Your task is to transcribe the records exactly, skipping every image.

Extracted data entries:
○ ○ ○ ○ ○ ○ ○
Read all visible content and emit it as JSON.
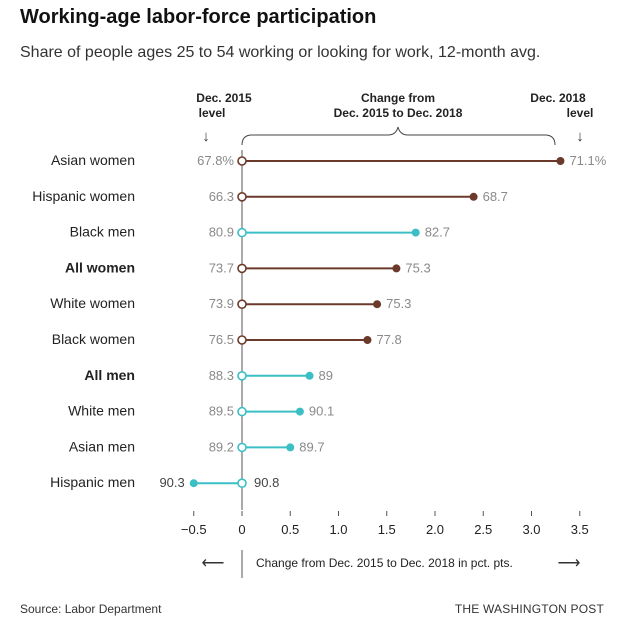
{
  "header": {
    "title": "Working-age labor-force participation",
    "subtitle": "Share of people ages 25 to 54 working or looking for work, 12-month avg."
  },
  "annotations": {
    "left_line1": "Dec. 2015",
    "left_line2": "level",
    "mid_line1": "Change from",
    "mid_line2": "Dec. 2015 to Dec. 2018",
    "right_line1": "Dec. 2018",
    "right_line2": "level",
    "arrow_down": "↓",
    "axis_note": "Change from Dec. 2015 to Dec. 2018 in pct. pts.",
    "arrow_left": "⟵",
    "arrow_right": "⟶"
  },
  "footer": {
    "source": "Source: Labor Department",
    "brand": "THE WASHINGTON POST"
  },
  "colors": {
    "women": "#6b3a2a",
    "men": "#3bbfc5",
    "axis": "#555555",
    "value_text": "#8a8a8a"
  },
  "chart_data": {
    "type": "dot-range",
    "xlabel": "Change from Dec. 2015 to Dec. 2018 in pct. pts.",
    "xlim": [
      -0.5,
      3.5
    ],
    "xticks": [
      -0.5,
      0,
      0.5,
      1.0,
      1.5,
      2.0,
      2.5,
      3.0,
      3.5
    ],
    "xtick_labels": [
      "−0.5",
      "0",
      "0.5",
      "1.0",
      "1.5",
      "2.0",
      "2.5",
      "3.0",
      "3.5"
    ],
    "rows": [
      {
        "group": "Asian women",
        "dec2015": "67.8%",
        "dec2018": "71.1%",
        "change": 3.3,
        "bold": false,
        "sex": "women"
      },
      {
        "group": "Hispanic women",
        "dec2015": "66.3",
        "dec2018": "68.7",
        "change": 2.4,
        "bold": false,
        "sex": "women"
      },
      {
        "group": "Black men",
        "dec2015": "80.9",
        "dec2018": "82.7",
        "change": 1.8,
        "bold": false,
        "sex": "men"
      },
      {
        "group": "All women",
        "dec2015": "73.7",
        "dec2018": "75.3",
        "change": 1.6,
        "bold": true,
        "sex": "women"
      },
      {
        "group": "White women",
        "dec2015": "73.9",
        "dec2018": "75.3",
        "change": 1.4,
        "bold": false,
        "sex": "women"
      },
      {
        "group": "Black women",
        "dec2015": "76.5",
        "dec2018": "77.8",
        "change": 1.3,
        "bold": false,
        "sex": "women"
      },
      {
        "group": "All men",
        "dec2015": "88.3",
        "dec2018": "89",
        "change": 0.7,
        "bold": true,
        "sex": "men"
      },
      {
        "group": "White men",
        "dec2015": "89.5",
        "dec2018": "90.1",
        "change": 0.6,
        "bold": false,
        "sex": "men"
      },
      {
        "group": "Asian men",
        "dec2015": "89.2",
        "dec2018": "89.7",
        "change": 0.5,
        "bold": false,
        "sex": "men"
      },
      {
        "group": "Hispanic men",
        "dec2015": "90.8",
        "dec2018": "90.3",
        "change": -0.5,
        "bold": false,
        "sex": "men"
      }
    ]
  }
}
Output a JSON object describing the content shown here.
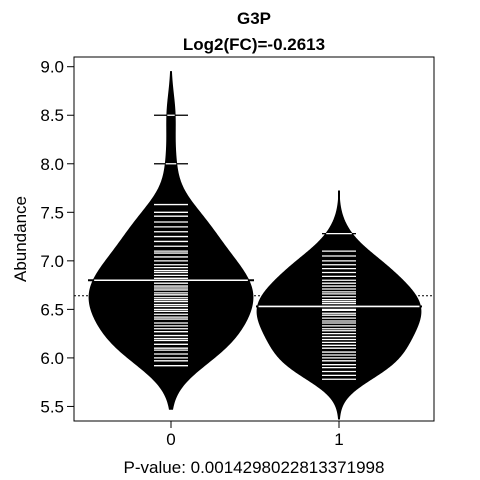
{
  "chart_data": {
    "type": "beanplot",
    "title": "G3P",
    "subtitle": "Log2(FC)=-0.2613",
    "ylabel": "Abundance",
    "xlabel": "P-value: 0.00142980228133719​98",
    "categories": [
      "0",
      "1"
    ],
    "ylim": [
      5.35,
      9.1
    ],
    "yticks": [
      5.5,
      6.0,
      6.5,
      7.0,
      7.5,
      8.0,
      8.5,
      9.0
    ],
    "ytick_labels": [
      "5.5",
      "6.0",
      "6.5",
      "7.0",
      "7.5",
      "8.0",
      "8.5",
      "9.0"
    ],
    "overall_mean": 6.64,
    "groups": [
      {
        "name": "0",
        "mean": 6.8,
        "density_min": 5.47,
        "density_max": 8.95,
        "points": [
          5.92,
          5.97,
          6.0,
          6.04,
          6.08,
          6.1,
          6.14,
          6.18,
          6.2,
          6.23,
          6.27,
          6.3,
          6.33,
          6.36,
          6.4,
          6.42,
          6.45,
          6.48,
          6.5,
          6.53,
          6.55,
          6.58,
          6.6,
          6.62,
          6.65,
          6.67,
          6.7,
          6.72,
          6.74,
          6.77,
          6.8,
          6.82,
          6.85,
          6.88,
          6.9,
          6.93,
          6.96,
          7.0,
          7.04,
          7.08,
          7.1,
          7.15,
          7.2,
          7.25,
          7.3,
          7.35,
          7.4,
          7.46,
          7.5,
          7.58,
          8.0,
          8.5
        ]
      },
      {
        "name": "1",
        "mean": 6.53,
        "density_min": 5.37,
        "density_max": 7.72,
        "points": [
          5.78,
          5.82,
          5.86,
          5.9,
          5.93,
          5.97,
          6.0,
          6.03,
          6.06,
          6.1,
          6.13,
          6.16,
          6.19,
          6.22,
          6.25,
          6.28,
          6.3,
          6.33,
          6.36,
          6.38,
          6.41,
          6.44,
          6.46,
          6.49,
          6.5,
          6.53,
          6.56,
          6.58,
          6.6,
          6.63,
          6.66,
          6.68,
          6.71,
          6.74,
          6.77,
          6.8,
          6.84,
          6.88,
          6.92,
          6.96,
          7.0,
          7.05,
          7.1,
          7.28
        ]
      }
    ]
  }
}
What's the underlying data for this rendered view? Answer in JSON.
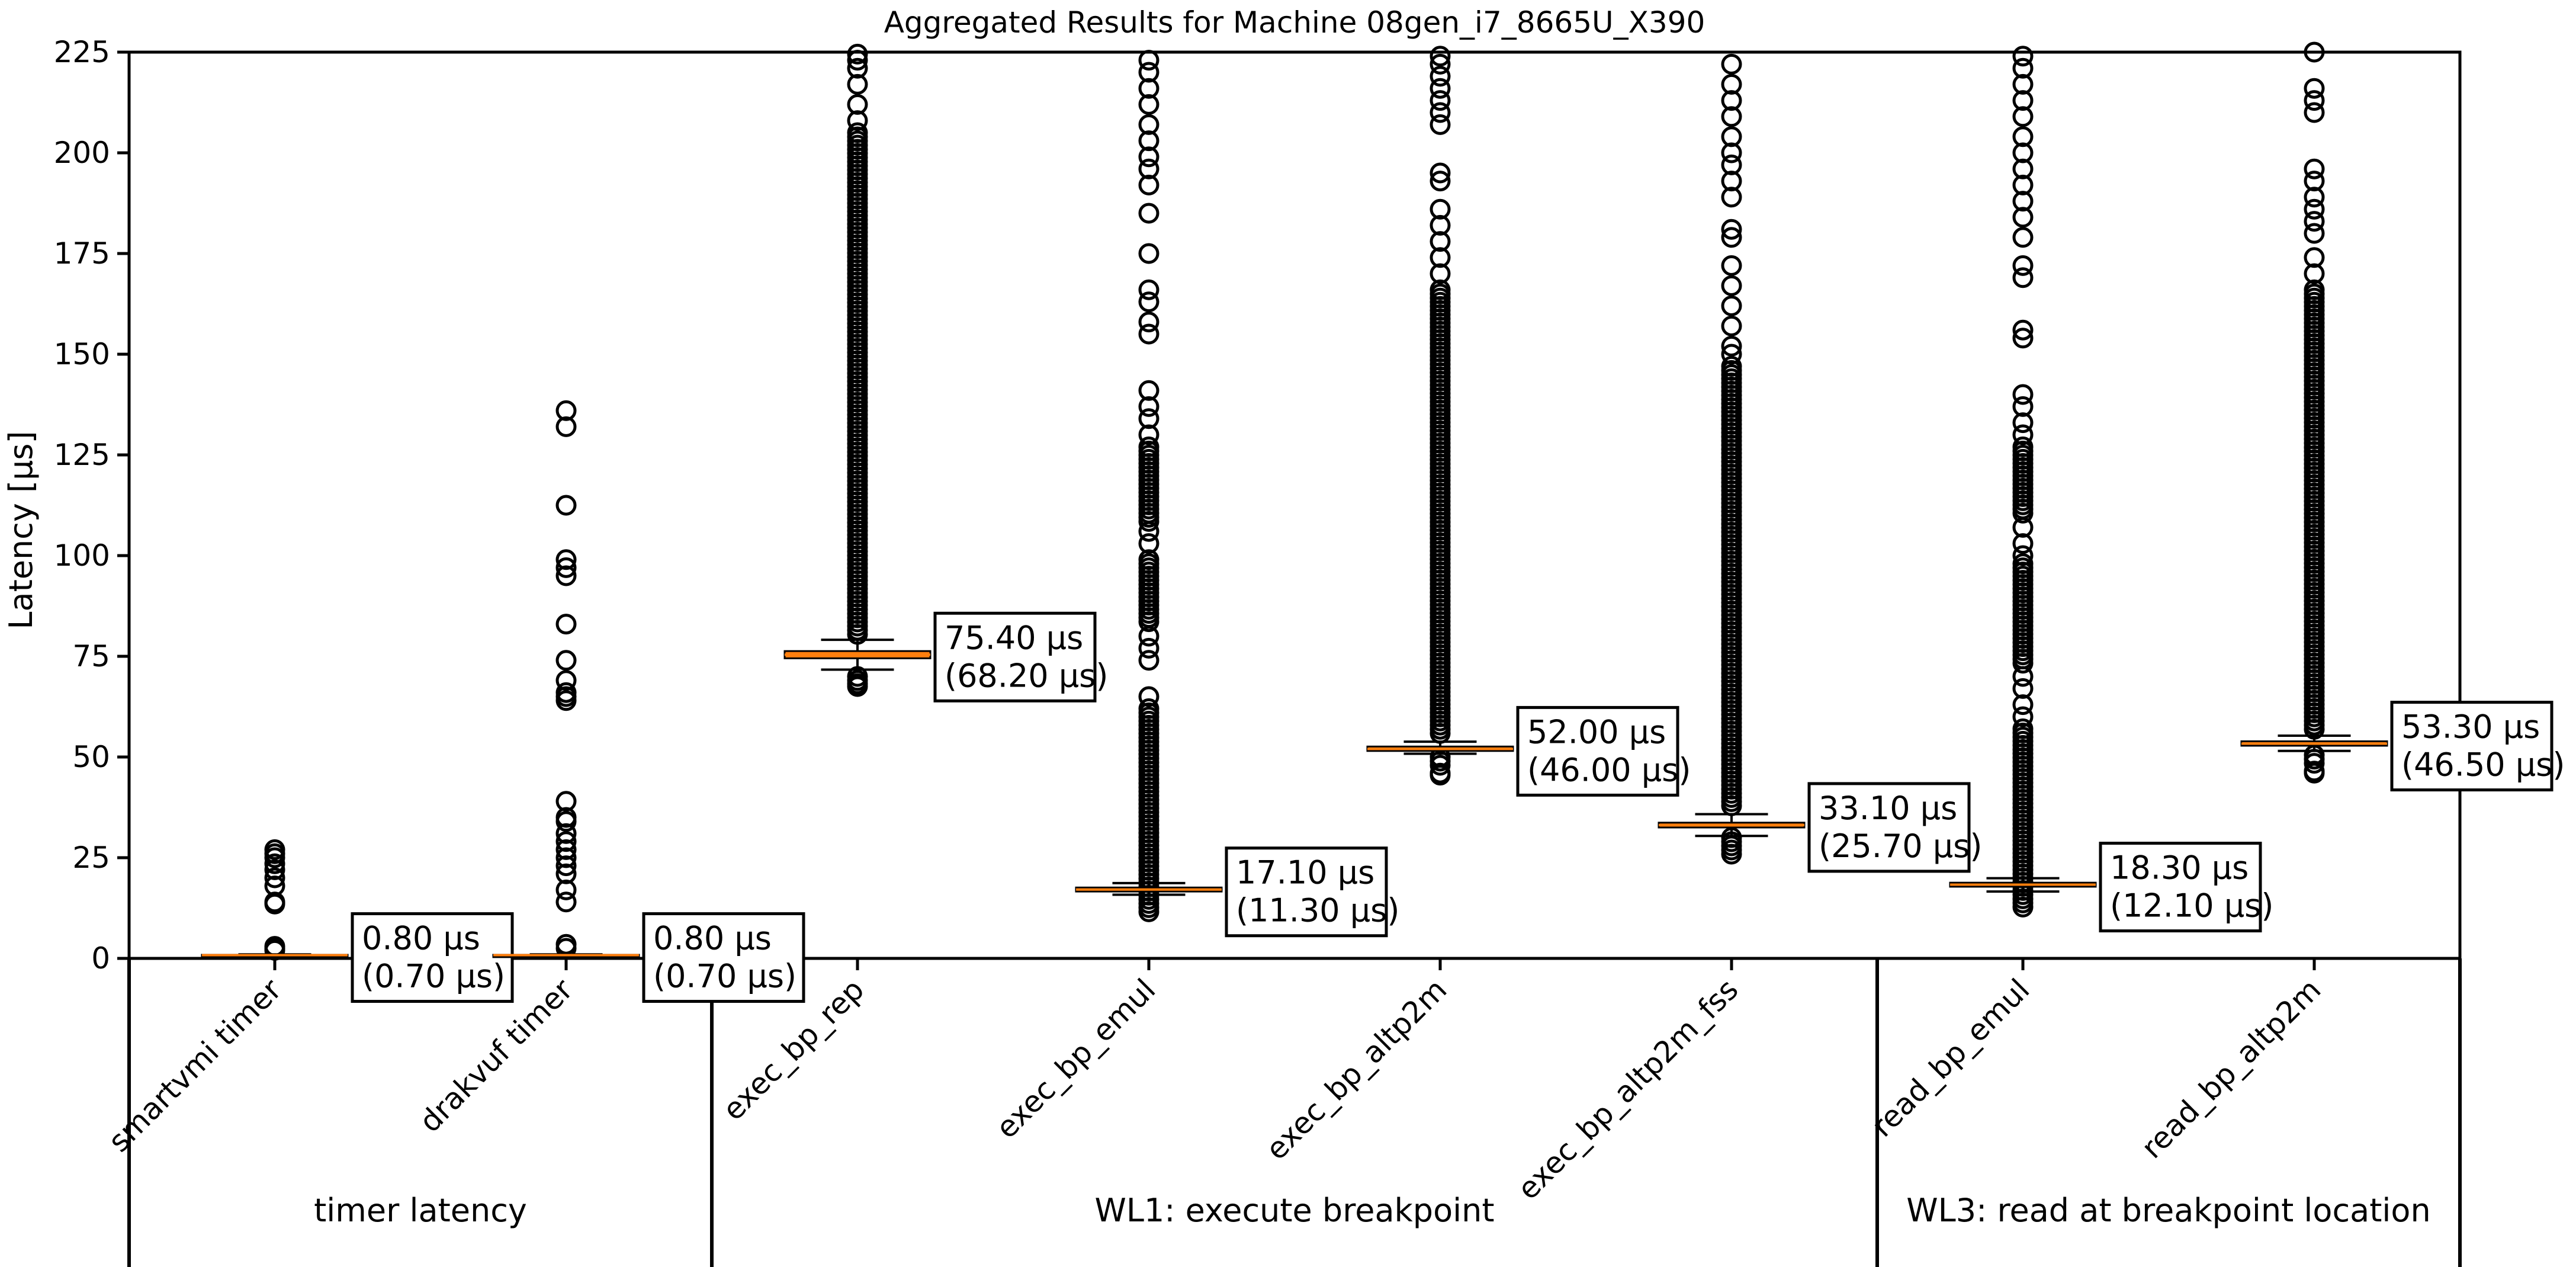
○ ○ ○ ○ ○ ○ ○
> **CORRECT RESPONSE**
Read all visible content and emit it as JSON.
{
  "header": {
    "title": "Working-age labor-force participation",
    "subtitle": "Share of people ages 25 to 54 working or looking for work, 12-month avg."
  },
  "annotations": {
    "left_line1": "Dec. 2015",
    "left_line2": "level",
    "mid_line1": "Change from",
    "mid_line2": "Dec. 2015 to Dec. 2018",
    "right_line1": "Dec. 2018",
    "right_line2": "level",
    "arrow_down": "↓",
    "axis_note": "Change from Dec. 2015 to Dec. 2018 in pct. pts.",
    "arrow_left": "⟵",
    "arrow_right": "⟶"
  },
  "footer": {
    "source": "Source: Labor Department",
    "brand": "THE WASHINGTON POST"
  },
  "colors": {
    "women": "#6b3a2a",
    "men": "#3bbfc5",
    "axis": "#555555",
    "value_text": "#8a8a8a"
  },
  "chart_data": {
    "type": "dot-range",
    "xlabel": "Change from Dec. 2015 to Dec. 2018 in pct. pts.",
    "xlim": [
      -0.5,
      3.5
    ],
    "xticks": [
      -0.5,
      0,
      0.5,
      1.0,
      1.5,
      2.0,
      2.5,
      3.0,
      3.5
    ],
    "xtick_labels": [
      "−0.5",
      "0",
      "0.5",
      "1.0",
      "1.5",
      "2.0",
      "2.5",
      "3.0",
      "3.5"
    ],
    "rows": [
      {
        "group": "Asian women",
        "dec2015": "67.8%",
        "dec2018": "71.1%",
        "change": 3.3,
        "bold": false,
        "sex": "women"
      },
      {
        "group": "Hispanic women",
        "dec2015": "66.3",
        "dec2018": "68.7",
        "change": 2.4,
        "bold": false,
        "sex": "women"
      },
      {
        "group": "Black men",
        "dec2015": "80.9",
        "dec2018": "82.7",
        "change": 1.8,
        "bold": false,
        "sex": "men"
      },
      {
        "group": "All women",
        "dec2015": "73.7",
        "dec2018": "75.3",
        "change": 1.6,
        "bold": true,
        "sex": "women"
      },
      {
        "group": "White women",
        "dec2015": "73.9",
        "dec2018": "75.3",
        "change": 1.4,
        "bold": false,
        "sex": "women"
      },
      {
        "group": "Black women",
        "dec2015": "76.5",
        "dec2018": "77.8",
        "change": 1.3,
        "bold": false,
        "sex": "women"
      },
      {
        "group": "All men",
        "dec2015": "88.3",
        "dec2018": "89",
        "change": 0.7,
        "bold": true,
        "sex": "men"
      },
      {
        "group": "White men",
        "dec2015": "89.5",
        "dec2018": "90.1",
        "change": 0.6,
        "bold": false,
        "sex": "men"
      },
      {
        "group": "Asian men",
        "dec2015": "89.2",
        "dec2018": "89.7",
        "change": 0.5,
        "bold": false,
        "sex": "men"
      },
      {
        "group": "Hispanic men",
        "dec2015": "90.8",
        "dec2018": "90.3",
        "change": -0.5,
        "bold": false,
        "sex": "men"
      }
    ]
  }
}
Output a JSON object describing the content shown here.
{
  "chart_data": {
    "type": "beanplot",
    "title": "G3P",
    "subtitle": "Log2(FC)=-0.2613",
    "ylabel": "Abundance",
    "xlabel": "P-value: 0.00142980228133719​98",
    "categories": [
      "0",
      "1"
    ],
    "ylim": [
      5.35,
      9.1
    ],
    "yticks": [
      5.5,
      6.0,
      6.5,
      7.0,
      7.5,
      8.0,
      8.5,
      9.0
    ],
    "ytick_labels": [
      "5.5",
      "6.0",
      "6.5",
      "7.0",
      "7.5",
      "8.0",
      "8.5",
      "9.0"
    ],
    "overall_mean": 6.64,
    "groups": [
      {
        "name": "0",
        "mean": 6.8,
        "density_min": 5.47,
        "density_max": 8.95,
        "points": [
          5.92,
          5.97,
          6.0,
          6.04,
          6.08,
          6.1,
          6.14,
          6.18,
          6.2,
          6.23,
          6.27,
          6.3,
          6.33,
          6.36,
          6.4,
          6.42,
          6.45,
          6.48,
          6.5,
          6.53,
          6.55,
          6.58,
          6.6,
          6.62,
          6.65,
          6.67,
          6.7,
          6.72,
          6.74,
          6.77,
          6.8,
          6.82,
          6.85,
          6.88,
          6.9,
          6.93,
          6.96,
          7.0,
          7.04,
          7.08,
          7.1,
          7.15,
          7.2,
          7.25,
          7.3,
          7.35,
          7.4,
          7.46,
          7.5,
          7.58,
          8.0,
          8.5
        ]
      },
      {
        "name": "1",
        "mean": 6.53,
        "density_min": 5.37,
        "density_max": 7.72,
        "points": [
          5.78,
          5.82,
          5.86,
          5.9,
          5.93,
          5.97,
          6.0,
          6.03,
          6.06,
          6.1,
          6.13,
          6.16,
          6.19,
          6.22,
          6.25,
          6.28,
          6.3,
          6.33,
          6.36,
          6.38,
          6.41,
          6.44,
          6.46,
          6.49,
          6.5,
          6.53,
          6.56,
          6.58,
          6.6,
          6.63,
          6.66,
          6.68,
          6.71,
          6.74,
          6.77,
          6.8,
          6.84,
          6.88,
          6.92,
          6.96,
          7.0,
          7.05,
          7.1,
          7.28
        ]
      }
    ]
  }
}
What's the underlying data for this rendered view? Answer in JSON.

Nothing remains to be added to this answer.